# WHAT THE TASK REQUIRES
Quote, exactly, the line holding "Parse this screenshot: output" and all lines after it to the end of the records below. Exclude pictures.

# TASK MATERIAL
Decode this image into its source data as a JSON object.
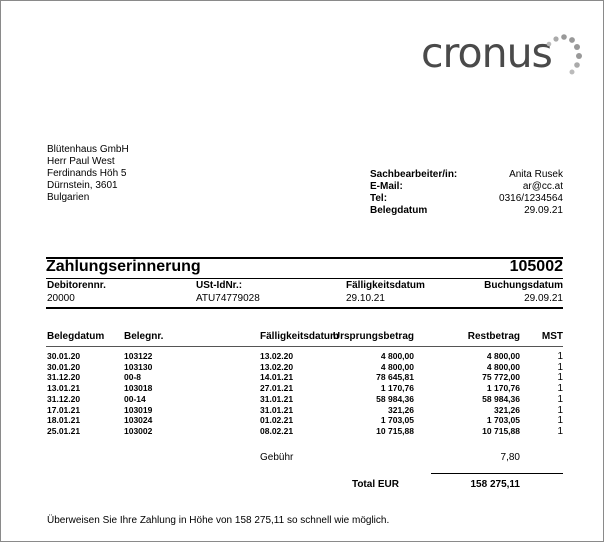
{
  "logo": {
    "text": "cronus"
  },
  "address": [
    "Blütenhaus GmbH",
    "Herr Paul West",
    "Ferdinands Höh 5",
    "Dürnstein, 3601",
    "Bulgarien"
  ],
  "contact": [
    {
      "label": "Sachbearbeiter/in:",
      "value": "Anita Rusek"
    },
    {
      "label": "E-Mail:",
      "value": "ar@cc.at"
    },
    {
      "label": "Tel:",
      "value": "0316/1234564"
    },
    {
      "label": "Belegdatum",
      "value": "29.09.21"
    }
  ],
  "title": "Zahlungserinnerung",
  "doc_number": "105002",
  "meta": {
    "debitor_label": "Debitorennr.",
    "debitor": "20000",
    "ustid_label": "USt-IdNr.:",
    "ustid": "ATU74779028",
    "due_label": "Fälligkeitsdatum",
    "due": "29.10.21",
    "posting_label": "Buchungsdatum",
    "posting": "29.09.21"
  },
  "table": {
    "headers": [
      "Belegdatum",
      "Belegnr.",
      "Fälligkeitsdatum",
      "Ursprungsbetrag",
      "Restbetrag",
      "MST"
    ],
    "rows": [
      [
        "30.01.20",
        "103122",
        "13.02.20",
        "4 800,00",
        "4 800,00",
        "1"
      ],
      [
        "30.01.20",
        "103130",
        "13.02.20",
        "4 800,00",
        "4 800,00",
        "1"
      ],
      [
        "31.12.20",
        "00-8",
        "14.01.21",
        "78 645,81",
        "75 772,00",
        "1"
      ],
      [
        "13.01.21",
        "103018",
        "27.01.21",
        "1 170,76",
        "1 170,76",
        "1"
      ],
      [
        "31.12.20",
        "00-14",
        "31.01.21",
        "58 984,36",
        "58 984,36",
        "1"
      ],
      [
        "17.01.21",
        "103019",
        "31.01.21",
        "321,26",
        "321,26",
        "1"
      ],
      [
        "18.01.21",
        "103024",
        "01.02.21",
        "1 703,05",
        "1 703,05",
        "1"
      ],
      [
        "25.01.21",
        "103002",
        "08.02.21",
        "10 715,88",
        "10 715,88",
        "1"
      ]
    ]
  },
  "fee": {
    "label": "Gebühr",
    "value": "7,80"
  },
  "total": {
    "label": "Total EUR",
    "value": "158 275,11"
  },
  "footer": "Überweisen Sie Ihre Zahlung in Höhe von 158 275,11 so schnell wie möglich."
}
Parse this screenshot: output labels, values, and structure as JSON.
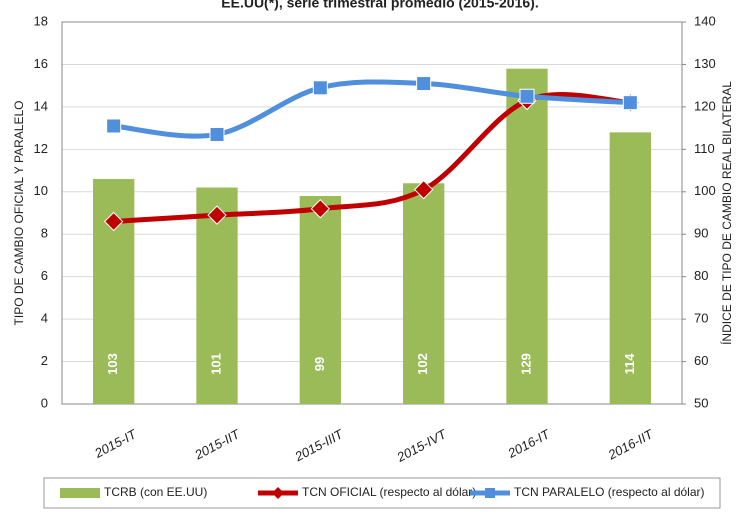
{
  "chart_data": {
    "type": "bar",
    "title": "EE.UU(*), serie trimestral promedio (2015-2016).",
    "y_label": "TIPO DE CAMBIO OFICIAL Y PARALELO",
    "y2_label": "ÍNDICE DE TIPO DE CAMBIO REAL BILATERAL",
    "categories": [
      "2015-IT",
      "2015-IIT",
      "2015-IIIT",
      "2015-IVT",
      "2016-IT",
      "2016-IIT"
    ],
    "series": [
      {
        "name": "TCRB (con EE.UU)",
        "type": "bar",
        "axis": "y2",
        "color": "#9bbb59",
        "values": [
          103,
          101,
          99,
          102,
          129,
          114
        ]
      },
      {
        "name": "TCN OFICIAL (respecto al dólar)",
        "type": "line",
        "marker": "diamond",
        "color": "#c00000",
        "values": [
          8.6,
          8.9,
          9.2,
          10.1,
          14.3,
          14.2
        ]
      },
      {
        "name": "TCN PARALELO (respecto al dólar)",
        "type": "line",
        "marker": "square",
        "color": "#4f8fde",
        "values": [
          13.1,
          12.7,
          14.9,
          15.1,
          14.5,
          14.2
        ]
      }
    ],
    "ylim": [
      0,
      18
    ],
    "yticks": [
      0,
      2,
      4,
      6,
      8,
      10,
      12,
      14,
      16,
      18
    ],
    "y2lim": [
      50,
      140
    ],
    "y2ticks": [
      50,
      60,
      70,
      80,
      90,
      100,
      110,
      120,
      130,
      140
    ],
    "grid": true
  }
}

# RESPONSE FOR THIS EXERCISE
Parse this screenshot: output labels, values, and structure as JSON.
{
  "chart_data": {
    "type": "bar",
    "title": "EE.UU(*), serie trimestral promedio (2015-2016).",
    "y_label": "TIPO DE CAMBIO OFICIAL Y PARALELO",
    "y2_label": "ÍNDICE DE TIPO DE CAMBIO REAL BILATERAL",
    "categories": [
      "2015-IT",
      "2015-IIT",
      "2015-IIIT",
      "2015-IVT",
      "2016-IT",
      "2016-IIT"
    ],
    "series": [
      {
        "name": "TCRB (con EE.UU)",
        "type": "bar",
        "axis": "y2",
        "color": "#9bbb59",
        "values": [
          103,
          101,
          99,
          102,
          129,
          114
        ]
      },
      {
        "name": "TCN OFICIAL (respecto al dólar)",
        "type": "line",
        "marker": "diamond",
        "color": "#c00000",
        "values": [
          8.6,
          8.9,
          9.2,
          10.1,
          14.3,
          14.2
        ]
      },
      {
        "name": "TCN PARALELO (respecto al dólar)",
        "type": "line",
        "marker": "square",
        "color": "#4f8fde",
        "values": [
          13.1,
          12.7,
          14.9,
          15.1,
          14.5,
          14.2
        ]
      }
    ],
    "ylim": [
      0,
      18
    ],
    "yticks": [
      0,
      2,
      4,
      6,
      8,
      10,
      12,
      14,
      16,
      18
    ],
    "y2lim": [
      50,
      140
    ],
    "y2ticks": [
      50,
      60,
      70,
      80,
      90,
      100,
      110,
      120,
      130,
      140
    ],
    "grid": true
  }
}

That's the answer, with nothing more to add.